EXERCISE BRIEF:
State how many lines of the entries hold the string "Download". Reply with the number alone.

Collection entries
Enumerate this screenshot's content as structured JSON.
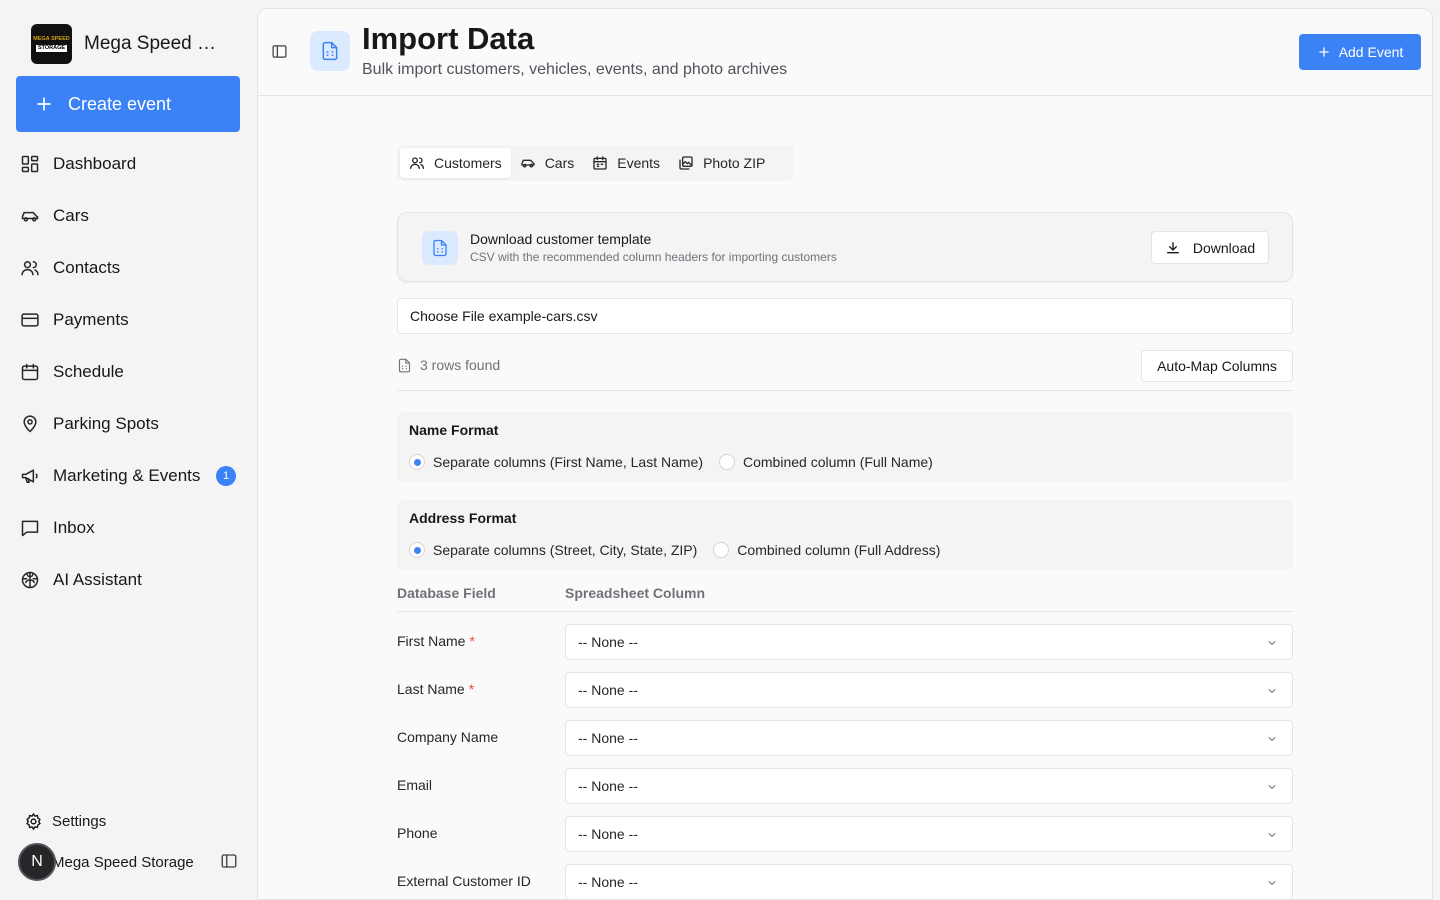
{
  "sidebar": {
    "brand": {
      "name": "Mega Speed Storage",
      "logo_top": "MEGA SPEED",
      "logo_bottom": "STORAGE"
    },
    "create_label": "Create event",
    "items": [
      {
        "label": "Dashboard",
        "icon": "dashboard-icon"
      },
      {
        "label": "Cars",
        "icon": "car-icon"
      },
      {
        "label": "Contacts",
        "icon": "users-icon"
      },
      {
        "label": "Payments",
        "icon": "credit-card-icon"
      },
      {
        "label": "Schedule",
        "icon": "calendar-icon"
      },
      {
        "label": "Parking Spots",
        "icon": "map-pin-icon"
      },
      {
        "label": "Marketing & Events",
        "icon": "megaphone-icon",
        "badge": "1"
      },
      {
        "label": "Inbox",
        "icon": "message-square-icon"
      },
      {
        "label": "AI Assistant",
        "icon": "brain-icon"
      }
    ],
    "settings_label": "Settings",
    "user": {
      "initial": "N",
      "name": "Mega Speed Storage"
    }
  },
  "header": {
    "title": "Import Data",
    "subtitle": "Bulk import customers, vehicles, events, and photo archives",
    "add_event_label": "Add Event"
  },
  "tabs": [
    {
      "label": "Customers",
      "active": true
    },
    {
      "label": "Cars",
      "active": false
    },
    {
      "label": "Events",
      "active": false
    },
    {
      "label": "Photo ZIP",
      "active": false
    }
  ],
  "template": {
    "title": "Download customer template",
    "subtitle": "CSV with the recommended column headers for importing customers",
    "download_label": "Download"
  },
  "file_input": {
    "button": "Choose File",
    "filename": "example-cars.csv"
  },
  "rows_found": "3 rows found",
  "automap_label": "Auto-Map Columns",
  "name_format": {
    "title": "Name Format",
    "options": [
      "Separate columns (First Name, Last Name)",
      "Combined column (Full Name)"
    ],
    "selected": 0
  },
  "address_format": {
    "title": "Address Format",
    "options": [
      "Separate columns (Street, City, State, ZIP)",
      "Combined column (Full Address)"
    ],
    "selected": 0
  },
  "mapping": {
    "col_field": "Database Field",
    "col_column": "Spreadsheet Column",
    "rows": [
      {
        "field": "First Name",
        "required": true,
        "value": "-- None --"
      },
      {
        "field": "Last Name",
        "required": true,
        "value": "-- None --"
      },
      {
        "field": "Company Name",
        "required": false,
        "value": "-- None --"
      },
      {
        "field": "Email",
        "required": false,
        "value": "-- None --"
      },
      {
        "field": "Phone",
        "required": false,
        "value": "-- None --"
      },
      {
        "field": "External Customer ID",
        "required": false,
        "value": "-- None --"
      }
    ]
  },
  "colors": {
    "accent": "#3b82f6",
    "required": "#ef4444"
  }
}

...

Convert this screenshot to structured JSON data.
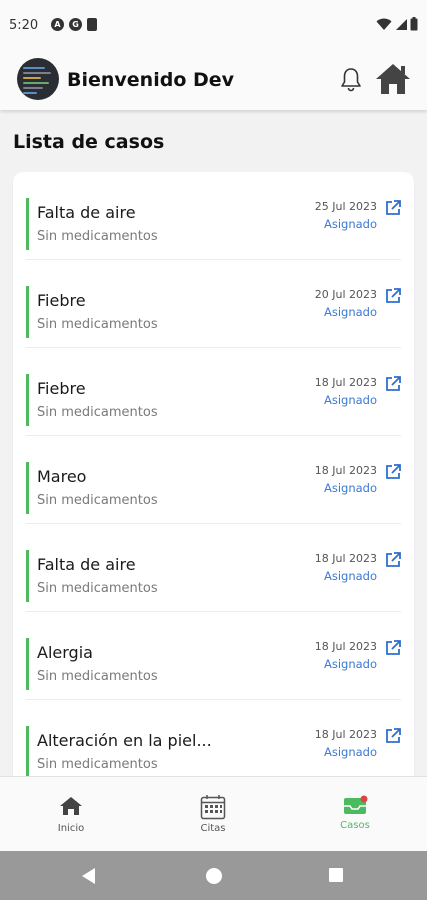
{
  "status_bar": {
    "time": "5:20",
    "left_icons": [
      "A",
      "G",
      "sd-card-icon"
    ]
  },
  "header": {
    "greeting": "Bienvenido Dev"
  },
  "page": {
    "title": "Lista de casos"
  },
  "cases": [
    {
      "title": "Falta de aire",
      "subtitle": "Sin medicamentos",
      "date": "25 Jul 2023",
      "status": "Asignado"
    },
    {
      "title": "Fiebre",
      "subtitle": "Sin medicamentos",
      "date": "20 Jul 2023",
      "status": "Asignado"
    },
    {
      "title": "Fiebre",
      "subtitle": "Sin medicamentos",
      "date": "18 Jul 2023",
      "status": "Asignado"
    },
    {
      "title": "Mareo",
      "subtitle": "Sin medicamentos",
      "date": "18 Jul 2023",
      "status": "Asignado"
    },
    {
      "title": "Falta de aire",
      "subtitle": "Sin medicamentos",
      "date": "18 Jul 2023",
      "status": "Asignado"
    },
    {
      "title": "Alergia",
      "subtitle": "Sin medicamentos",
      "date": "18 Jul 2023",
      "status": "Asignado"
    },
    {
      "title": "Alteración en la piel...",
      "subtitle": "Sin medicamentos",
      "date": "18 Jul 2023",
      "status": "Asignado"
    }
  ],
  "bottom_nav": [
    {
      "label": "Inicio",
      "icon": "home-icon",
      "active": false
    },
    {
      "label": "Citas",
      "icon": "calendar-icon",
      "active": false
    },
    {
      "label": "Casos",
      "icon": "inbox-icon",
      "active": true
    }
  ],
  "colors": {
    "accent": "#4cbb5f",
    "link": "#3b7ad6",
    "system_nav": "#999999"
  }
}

...

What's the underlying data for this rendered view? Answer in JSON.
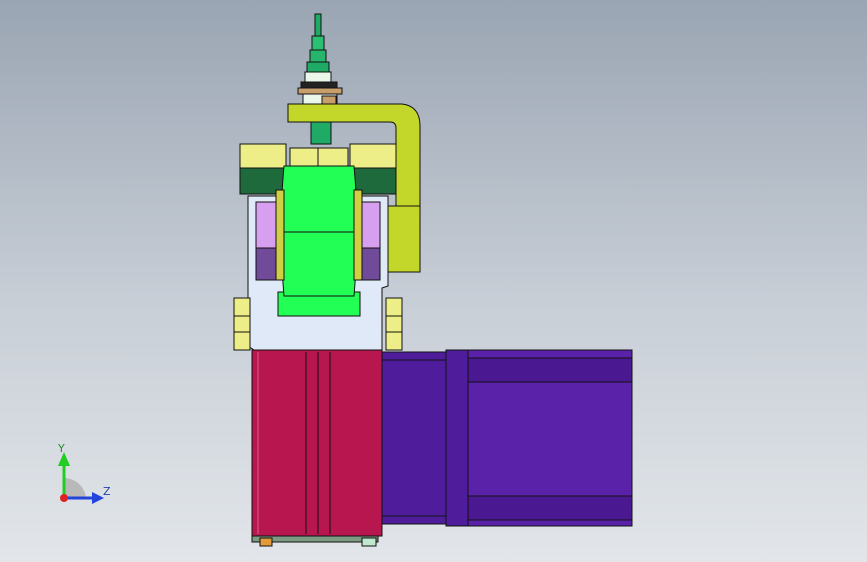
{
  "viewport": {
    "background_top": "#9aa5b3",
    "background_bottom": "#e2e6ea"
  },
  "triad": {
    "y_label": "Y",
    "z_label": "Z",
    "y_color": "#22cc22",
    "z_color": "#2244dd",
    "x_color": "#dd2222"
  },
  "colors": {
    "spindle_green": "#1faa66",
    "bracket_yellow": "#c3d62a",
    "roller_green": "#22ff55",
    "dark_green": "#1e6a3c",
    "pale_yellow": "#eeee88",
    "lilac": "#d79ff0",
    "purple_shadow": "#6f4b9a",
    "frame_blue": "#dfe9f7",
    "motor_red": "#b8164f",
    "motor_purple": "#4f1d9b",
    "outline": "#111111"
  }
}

IN RESPONSE:
2